- THE DATA:
★ ★ ★

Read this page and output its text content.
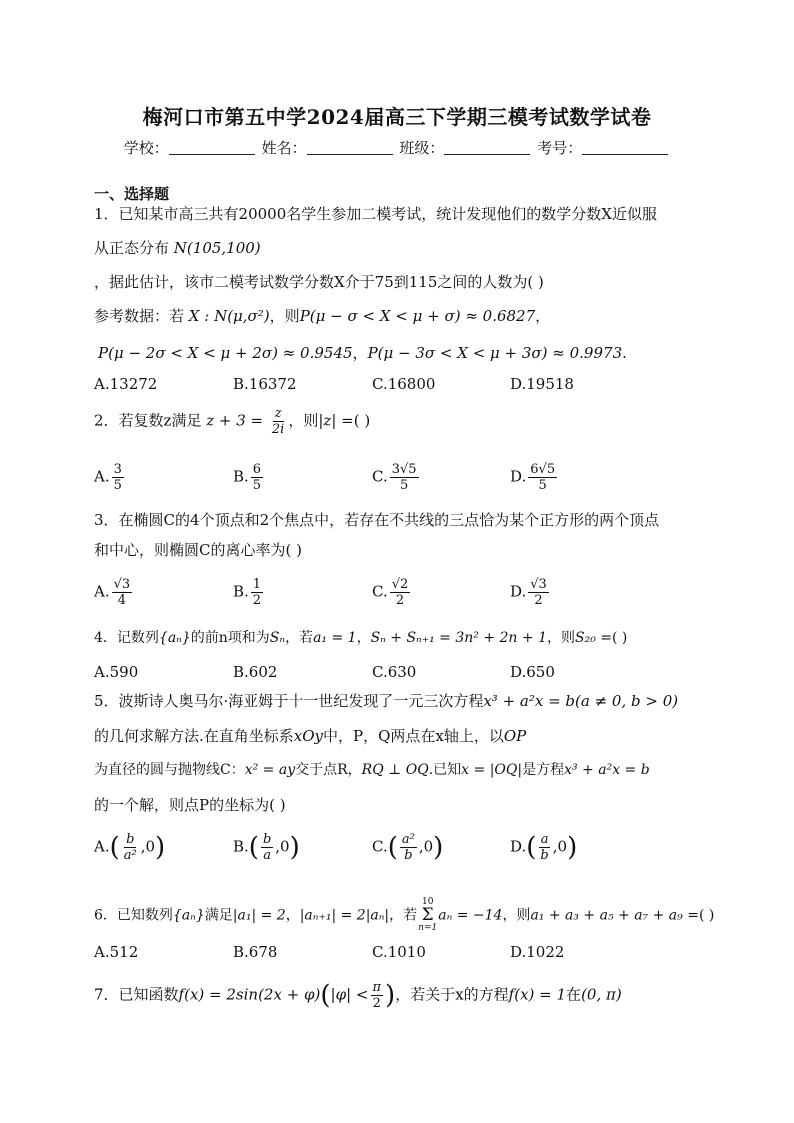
梅河口市第五中学2024届高三下学期三模考试数学试卷
学校：	姓名：	班级：	考号：
一、选择题
1．已知某市高三共有20000名学生参加二模考试，统计发现他们的数学分数X近似服
从正态分布 N(105,100)
，据此估计，该市二模考试数学分数X介于75到115之间的人数为( )
参考数据：若 X : N(μ,σ²)，则P(μ − σ < X < μ + σ) ≈ 0.6827，
P(μ − 2σ < X < μ + 2σ) ≈ 0.9545，P(μ − 3σ < X < μ + 3σ) ≈ 0.9973.
A.13272	B.16372	C.16800	D.19518
2．若复数z满足 $z + 3 = \frac{z}{2i}$ ，则|z| =( )
A. $\frac{3}{5}$	B. $\frac{6}{5}$	C. $\frac{3√5}{5}$	D. $\frac{6√5}{5}$
3．在椭圆C的4个顶点和2个焦点中，若存在不共线的三点恰为某个正方形的两个顶点
和中心，则椭圆C的离心率为( )
A. $\frac{√3}{4}$	B. $\frac{1}{2}$	C. $\frac{√2}{2}$	D. $\frac{√3}{2}$
4．记数列{aₙ}的前n项和为Sₙ，若a₁ = 1，Sₙ + Sₙ₊₁ = 3n² + 2n + 1，则S₂₀ =( )
A.590	B.602	C.630	D.650
5．波斯诗人奥马尔·海亚姆于十一世纪发现了一元三次方程x³ + a²x = b(a ≠ 0, b > 0)
的几何求解方法.在直角坐标系xOy中，P，Q两点在x轴上，以OP
为直径的圆与抛物线C：x² = ay交于点R，RQ ⊥ OQ.已知x = |OQ|是方程x³ + a²x = b
的一个解，则点P的坐标为( )
$A.( \frac{b}{\text{a²}} ,0)$	$B.( \frac{b}{a} ,0)$	$C.( \frac{\text{a²}}{b} ,0)$	$D.( \frac{a}{b} ,0)$
6．已知数列{aₙ}满足|a₁| = 2，|aₙ₊₁| = 2|aₙ|，若
10
Σ
n=1
aₙ = −14，则a₁ + a₃ + a₅ + a₇ + a₉ =( )
A.512	B.678	C.1010	D.1022
7．已知函数$f(x) = 2\sin(2x + \varphi)(|\varphi| < \frac{\pi}{2}$ )，若关于x的方程f(x) = 1在(0, π)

★ ★ ★

- SHORT PROBLEM:
Exclude the pictures and transcribe all of the entries exactly.

- TASK RESPONSE:
Read this page and output its text content.
梅河口市第五中学2024届高三下学期三模考试数学试卷
学校：	姓名：	班级：	考号：
一、选择题
1．已知某市高三共有20000名学生参加二模考试，统计发现他们的数学分数X近似服
从正态分布 N(105,100)
，据此估计，该市二模考试数学分数X介于75到115之间的人数为( )
参考数据：若 X : N(μ,σ²)，则P(μ − σ < X < μ + σ) ≈ 0.6827，
P(μ − 2σ < X < μ + 2σ) ≈ 0.9545，P(μ − 3σ < X < μ + 3σ) ≈ 0.9973.
A.13272	B.16372	C.16800	D.19518
2．若复数z满足 $z + 3 = \frac{z}{2i}$ ，则|z| =( )
A. $\frac{3}{5}$	B. $\frac{6}{5}$	C. $\frac{3√5}{5}$	D. $\frac{6√5}{5}$
3．在椭圆C的4个顶点和2个焦点中，若存在不共线的三点恰为某个正方形的两个顶点
和中心，则椭圆C的离心率为( )
A. $\frac{√3}{4}$	B. $\frac{1}{2}$	C. $\frac{√2}{2}$	D. $\frac{√3}{2}$
4．记数列{aₙ}的前n项和为Sₙ，若a₁ = 1，Sₙ + Sₙ₊₁ = 3n² + 2n + 1，则S₂₀ =( )
A.590	B.602	C.630	D.650
5．波斯诗人奥马尔·海亚姆于十一世纪发现了一元三次方程x³ + a²x = b(a ≠ 0, b > 0)
的几何求解方法.在直角坐标系xOy中，P，Q两点在x轴上，以OP
为直径的圆与抛物线C：x² = ay交于点R，RQ ⊥ OQ.已知x = |OQ|是方程x³ + a²x = b
的一个解，则点P的坐标为( )
$A.( \frac{b}{\text{a²}} ,0)$	$B.( \frac{b}{a} ,0)$	$C.( \frac{\text{a²}}{b} ,0)$	$D.( \frac{a}{b} ,0)$
6．已知数列{aₙ}满足|a₁| = 2，|aₙ₊₁| = 2|aₙ|，若
10
Σ
n=1
aₙ = −14，则a₁ + a₃ + a₅ + a₇ + a₉ =( )
A.512	B.678	C.1010	D.1022
7．已知函数$f(x) = 2\sin(2x + \varphi)(|\varphi| < \frac{\pi}{2}$ )，若关于x的方程f(x) = 1在(0, π)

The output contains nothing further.